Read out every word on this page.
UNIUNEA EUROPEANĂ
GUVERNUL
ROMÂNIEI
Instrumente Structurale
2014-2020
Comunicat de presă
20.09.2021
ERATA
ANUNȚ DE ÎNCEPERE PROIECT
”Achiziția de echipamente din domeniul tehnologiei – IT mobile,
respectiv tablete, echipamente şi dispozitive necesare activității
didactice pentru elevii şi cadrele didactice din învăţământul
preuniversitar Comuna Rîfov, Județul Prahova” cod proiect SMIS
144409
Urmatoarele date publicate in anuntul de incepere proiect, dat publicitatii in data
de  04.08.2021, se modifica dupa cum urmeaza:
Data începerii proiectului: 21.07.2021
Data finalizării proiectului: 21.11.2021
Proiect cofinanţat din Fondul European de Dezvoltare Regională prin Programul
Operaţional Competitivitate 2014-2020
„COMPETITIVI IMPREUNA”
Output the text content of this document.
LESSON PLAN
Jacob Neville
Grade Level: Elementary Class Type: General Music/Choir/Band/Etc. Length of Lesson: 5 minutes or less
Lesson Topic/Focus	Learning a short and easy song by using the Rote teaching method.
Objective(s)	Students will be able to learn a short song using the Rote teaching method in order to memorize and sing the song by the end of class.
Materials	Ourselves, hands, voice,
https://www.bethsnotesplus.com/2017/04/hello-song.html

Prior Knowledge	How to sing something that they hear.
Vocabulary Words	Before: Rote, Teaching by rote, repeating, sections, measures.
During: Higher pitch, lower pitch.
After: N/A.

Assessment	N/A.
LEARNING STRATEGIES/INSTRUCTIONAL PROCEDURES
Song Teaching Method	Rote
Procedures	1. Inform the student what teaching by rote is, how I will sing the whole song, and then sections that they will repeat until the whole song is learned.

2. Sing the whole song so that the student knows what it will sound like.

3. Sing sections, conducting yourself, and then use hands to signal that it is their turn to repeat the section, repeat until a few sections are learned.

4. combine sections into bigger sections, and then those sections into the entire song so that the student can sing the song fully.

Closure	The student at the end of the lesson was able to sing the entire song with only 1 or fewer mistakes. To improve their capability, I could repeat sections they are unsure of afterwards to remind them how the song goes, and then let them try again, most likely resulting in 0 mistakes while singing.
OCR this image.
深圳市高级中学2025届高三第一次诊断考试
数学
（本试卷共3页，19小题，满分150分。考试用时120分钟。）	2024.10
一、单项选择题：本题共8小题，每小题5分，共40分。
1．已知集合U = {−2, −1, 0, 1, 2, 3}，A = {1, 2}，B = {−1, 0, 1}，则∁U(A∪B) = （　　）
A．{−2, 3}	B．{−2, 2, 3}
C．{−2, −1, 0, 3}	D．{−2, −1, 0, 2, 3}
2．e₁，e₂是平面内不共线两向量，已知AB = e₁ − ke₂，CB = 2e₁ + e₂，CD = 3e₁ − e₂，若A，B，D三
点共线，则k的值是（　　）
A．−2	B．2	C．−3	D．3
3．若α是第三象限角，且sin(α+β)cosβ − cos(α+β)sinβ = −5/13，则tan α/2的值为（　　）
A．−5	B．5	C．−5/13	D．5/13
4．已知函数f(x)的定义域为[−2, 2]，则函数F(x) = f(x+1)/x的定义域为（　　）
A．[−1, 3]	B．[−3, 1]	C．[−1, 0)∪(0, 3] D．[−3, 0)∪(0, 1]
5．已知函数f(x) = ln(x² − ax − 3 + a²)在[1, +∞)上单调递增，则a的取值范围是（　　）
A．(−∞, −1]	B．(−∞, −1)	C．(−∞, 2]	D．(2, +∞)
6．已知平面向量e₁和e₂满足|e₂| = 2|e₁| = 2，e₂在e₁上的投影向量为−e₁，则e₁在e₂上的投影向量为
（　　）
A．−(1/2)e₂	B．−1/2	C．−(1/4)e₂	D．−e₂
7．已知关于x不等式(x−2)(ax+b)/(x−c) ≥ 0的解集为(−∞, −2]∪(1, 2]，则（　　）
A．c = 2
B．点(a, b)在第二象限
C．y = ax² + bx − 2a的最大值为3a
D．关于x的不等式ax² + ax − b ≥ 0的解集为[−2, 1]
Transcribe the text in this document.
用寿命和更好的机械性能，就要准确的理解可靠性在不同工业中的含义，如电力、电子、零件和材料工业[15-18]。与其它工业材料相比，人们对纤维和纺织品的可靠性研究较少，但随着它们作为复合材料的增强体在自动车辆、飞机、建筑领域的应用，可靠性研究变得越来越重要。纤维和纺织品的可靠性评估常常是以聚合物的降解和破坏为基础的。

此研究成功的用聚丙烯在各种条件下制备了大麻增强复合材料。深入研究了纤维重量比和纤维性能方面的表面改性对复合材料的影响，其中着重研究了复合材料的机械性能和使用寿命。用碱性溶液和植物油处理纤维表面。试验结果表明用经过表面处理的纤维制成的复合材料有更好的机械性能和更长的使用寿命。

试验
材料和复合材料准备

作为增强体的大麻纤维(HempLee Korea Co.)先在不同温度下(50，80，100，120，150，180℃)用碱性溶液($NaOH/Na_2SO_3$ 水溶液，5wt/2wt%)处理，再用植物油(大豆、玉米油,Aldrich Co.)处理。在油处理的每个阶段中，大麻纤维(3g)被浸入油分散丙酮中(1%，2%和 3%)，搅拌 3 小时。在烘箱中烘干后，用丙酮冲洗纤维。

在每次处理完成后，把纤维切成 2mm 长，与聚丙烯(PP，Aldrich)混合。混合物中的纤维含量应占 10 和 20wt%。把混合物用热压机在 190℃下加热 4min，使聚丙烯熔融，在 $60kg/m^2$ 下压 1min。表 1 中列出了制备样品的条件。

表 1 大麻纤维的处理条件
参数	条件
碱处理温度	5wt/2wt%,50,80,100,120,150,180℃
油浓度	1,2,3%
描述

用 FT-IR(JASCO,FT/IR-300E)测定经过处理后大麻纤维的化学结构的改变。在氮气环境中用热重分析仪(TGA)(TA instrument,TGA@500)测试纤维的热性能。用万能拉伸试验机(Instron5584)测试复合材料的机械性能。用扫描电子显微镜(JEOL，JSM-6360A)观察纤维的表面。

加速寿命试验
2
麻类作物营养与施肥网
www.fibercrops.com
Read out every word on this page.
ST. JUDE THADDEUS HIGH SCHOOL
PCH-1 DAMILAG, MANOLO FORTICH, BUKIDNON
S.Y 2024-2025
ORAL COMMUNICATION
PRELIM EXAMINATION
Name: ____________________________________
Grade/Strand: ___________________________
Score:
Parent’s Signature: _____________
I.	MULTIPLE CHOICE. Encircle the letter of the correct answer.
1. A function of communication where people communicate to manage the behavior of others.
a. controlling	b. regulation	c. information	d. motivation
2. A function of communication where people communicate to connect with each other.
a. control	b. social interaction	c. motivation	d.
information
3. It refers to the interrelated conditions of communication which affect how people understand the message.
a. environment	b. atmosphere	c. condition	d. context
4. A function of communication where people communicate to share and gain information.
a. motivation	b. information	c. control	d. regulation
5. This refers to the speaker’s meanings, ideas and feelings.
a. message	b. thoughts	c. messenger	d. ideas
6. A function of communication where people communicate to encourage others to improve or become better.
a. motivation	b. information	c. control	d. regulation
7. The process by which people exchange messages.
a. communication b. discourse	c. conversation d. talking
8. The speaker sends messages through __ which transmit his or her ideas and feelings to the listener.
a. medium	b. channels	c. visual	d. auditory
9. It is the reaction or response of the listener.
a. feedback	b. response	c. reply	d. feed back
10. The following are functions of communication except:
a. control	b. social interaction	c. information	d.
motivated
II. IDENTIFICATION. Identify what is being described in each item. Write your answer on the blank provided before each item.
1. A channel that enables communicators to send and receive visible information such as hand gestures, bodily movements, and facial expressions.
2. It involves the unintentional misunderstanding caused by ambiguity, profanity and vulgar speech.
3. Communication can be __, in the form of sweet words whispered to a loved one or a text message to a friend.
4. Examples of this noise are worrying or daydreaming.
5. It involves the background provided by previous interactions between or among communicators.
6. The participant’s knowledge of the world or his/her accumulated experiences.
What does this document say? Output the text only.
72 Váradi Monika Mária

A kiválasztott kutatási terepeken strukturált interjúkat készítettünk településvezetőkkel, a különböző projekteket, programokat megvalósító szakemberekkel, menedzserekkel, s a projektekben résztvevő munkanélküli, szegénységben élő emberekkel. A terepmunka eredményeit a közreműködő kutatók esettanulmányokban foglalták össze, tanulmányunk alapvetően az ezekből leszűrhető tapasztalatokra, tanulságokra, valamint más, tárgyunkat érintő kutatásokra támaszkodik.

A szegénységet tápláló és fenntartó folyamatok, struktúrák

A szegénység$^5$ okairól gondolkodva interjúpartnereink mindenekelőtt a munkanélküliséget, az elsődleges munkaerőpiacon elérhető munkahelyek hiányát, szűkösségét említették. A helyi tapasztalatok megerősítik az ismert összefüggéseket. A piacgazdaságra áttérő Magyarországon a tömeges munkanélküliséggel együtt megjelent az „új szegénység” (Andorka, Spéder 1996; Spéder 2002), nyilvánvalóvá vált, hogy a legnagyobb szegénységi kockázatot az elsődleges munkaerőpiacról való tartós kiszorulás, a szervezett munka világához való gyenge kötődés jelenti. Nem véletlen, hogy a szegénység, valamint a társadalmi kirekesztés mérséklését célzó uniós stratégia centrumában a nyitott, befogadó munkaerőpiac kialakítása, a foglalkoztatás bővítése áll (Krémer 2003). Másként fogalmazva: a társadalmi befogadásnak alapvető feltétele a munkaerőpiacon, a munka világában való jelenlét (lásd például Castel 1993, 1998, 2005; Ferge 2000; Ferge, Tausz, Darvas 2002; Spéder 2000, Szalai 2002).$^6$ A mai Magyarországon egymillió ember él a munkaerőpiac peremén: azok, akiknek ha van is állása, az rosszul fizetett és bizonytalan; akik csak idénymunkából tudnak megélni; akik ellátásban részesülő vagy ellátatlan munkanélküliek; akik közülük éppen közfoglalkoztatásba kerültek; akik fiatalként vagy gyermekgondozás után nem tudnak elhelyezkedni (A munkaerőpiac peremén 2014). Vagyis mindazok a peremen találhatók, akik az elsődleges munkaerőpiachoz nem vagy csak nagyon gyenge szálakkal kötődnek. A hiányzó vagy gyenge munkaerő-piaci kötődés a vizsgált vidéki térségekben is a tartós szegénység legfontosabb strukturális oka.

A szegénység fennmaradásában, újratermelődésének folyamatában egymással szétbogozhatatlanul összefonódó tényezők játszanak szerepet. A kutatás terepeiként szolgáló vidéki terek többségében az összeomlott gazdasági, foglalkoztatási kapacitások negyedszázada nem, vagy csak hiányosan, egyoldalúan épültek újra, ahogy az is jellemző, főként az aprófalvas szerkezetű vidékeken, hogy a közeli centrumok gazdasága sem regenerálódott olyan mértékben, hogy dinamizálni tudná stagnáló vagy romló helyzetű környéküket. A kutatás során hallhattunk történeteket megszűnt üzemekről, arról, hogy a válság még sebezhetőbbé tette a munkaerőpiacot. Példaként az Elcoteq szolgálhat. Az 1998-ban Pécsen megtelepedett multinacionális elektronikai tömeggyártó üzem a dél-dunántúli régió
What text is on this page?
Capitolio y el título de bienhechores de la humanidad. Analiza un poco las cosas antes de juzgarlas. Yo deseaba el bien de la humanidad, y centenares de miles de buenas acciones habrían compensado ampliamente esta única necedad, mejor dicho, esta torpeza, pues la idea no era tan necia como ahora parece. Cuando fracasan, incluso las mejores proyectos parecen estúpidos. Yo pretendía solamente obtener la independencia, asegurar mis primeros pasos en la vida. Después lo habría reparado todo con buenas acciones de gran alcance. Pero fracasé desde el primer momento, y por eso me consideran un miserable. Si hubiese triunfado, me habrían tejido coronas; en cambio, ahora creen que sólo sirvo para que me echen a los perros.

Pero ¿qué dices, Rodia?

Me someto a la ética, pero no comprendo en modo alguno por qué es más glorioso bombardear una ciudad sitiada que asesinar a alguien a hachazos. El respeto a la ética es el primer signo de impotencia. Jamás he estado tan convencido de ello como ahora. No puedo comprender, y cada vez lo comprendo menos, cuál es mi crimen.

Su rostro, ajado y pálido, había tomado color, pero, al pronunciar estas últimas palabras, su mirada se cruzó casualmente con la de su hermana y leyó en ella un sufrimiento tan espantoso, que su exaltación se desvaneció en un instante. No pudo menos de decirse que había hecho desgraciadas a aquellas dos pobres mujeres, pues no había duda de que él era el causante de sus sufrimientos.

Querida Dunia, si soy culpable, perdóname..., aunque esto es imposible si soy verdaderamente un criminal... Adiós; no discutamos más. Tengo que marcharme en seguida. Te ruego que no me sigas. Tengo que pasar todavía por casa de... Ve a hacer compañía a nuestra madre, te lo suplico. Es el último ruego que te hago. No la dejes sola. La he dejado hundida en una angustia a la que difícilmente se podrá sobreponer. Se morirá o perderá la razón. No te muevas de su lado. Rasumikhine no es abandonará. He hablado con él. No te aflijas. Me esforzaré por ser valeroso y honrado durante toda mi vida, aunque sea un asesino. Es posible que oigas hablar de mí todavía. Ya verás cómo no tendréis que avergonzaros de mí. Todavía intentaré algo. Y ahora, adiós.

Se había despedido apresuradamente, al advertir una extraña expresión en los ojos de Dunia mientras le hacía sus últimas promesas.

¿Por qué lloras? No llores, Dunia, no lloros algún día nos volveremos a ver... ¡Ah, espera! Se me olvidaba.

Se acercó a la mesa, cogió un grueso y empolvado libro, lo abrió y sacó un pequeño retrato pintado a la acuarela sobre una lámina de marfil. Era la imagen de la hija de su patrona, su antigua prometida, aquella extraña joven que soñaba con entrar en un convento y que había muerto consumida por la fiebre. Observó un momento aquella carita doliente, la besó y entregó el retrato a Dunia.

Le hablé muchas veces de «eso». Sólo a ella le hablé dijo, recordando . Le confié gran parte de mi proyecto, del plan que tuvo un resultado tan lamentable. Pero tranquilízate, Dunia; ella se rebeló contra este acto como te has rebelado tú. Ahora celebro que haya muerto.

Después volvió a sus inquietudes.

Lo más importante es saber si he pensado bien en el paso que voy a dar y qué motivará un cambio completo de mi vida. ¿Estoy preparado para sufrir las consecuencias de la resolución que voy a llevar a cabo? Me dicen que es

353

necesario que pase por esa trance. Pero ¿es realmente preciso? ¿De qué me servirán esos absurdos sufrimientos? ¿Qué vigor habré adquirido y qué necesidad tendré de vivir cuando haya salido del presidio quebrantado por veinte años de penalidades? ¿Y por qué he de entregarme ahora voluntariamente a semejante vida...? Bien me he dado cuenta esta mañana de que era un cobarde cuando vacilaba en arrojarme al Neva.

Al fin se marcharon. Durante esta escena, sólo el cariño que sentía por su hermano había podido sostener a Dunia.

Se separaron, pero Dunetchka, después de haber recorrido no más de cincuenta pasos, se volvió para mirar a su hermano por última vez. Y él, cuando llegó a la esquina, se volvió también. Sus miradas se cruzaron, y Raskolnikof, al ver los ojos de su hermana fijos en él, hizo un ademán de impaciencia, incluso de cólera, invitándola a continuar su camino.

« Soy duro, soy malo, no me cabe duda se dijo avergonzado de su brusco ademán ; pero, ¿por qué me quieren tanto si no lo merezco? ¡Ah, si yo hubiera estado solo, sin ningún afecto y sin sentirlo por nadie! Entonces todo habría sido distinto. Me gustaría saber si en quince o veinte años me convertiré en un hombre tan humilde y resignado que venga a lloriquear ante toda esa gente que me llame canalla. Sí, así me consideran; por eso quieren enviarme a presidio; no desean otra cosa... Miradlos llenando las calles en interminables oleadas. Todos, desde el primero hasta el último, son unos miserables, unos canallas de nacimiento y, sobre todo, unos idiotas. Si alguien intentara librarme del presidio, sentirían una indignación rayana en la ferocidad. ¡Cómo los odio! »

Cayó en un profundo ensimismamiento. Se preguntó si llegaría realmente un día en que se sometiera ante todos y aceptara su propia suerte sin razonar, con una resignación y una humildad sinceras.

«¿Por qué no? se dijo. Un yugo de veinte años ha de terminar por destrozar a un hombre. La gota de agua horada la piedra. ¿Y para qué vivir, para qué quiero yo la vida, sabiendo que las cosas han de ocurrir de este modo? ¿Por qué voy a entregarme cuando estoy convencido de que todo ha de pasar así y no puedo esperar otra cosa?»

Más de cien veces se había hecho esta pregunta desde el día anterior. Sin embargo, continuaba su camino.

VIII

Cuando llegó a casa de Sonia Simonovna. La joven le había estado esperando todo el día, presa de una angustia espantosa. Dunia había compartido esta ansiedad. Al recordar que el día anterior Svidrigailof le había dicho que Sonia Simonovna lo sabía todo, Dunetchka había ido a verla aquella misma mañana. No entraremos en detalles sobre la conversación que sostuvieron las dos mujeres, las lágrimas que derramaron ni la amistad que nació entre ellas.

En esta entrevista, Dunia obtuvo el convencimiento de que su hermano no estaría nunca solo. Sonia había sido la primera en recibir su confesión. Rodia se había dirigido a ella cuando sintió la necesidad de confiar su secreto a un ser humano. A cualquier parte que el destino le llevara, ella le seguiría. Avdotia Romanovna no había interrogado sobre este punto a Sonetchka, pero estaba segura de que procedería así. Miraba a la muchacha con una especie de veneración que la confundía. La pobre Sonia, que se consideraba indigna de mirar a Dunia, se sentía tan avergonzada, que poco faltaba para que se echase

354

== == ==

### Given request
Report every line containing the word "solo" from the listing above.

### Worked solution
« Soy duro, soy malo, no me cabe duda se dijo avergonzado de su brusco ademán ; pero, ¿por qué me quieren tanto si no lo merezco? ¡Ah, si yo hubiera estado solo, sin ningún afecto y sin sentirlo por nadie! Entonces todo habría sido distinto. Me gustaría saber si en quince o veinte años me convertiré en un hombre tan humilde y resignado que venga a lloriquear ante toda esa gente que me llame canalla. Sí, así me consideran; por eso quieren enviarme a presidio; no desean otra cosa... Miradlos llenando las calles en interminables oleadas. Todos, desde el primero hasta el último, son unos miserables, unos canallas de nacimiento y, sobre todo, unos idiotas. Si alguien intentara librarme del presidio, sentirían una indignación rayana en la ferocidad. ¡Cómo los odio! »
En esta entrevista, Dunia obtuvo el convencimiento de que su hermano no estaría nunca solo. Sonia había sido la primera en recibir su confesión. Rodia se había dirigido a ella cuando sintió la necesidad de confiar su secreto a un ser humano. A cualquier parte que el destino le llevara, ella le seguiría. Avdotia Romanovna no había interrogado sobre este punto a Sonetchka, pero estaba segura de que procedería así. Miraba a la muchacha con una especie de veneración que la confundía. La pobre Sonia, que se consideraba indigna de mirar a Dunia, se sentía tan avergonzada, que poco faltaba para que se echase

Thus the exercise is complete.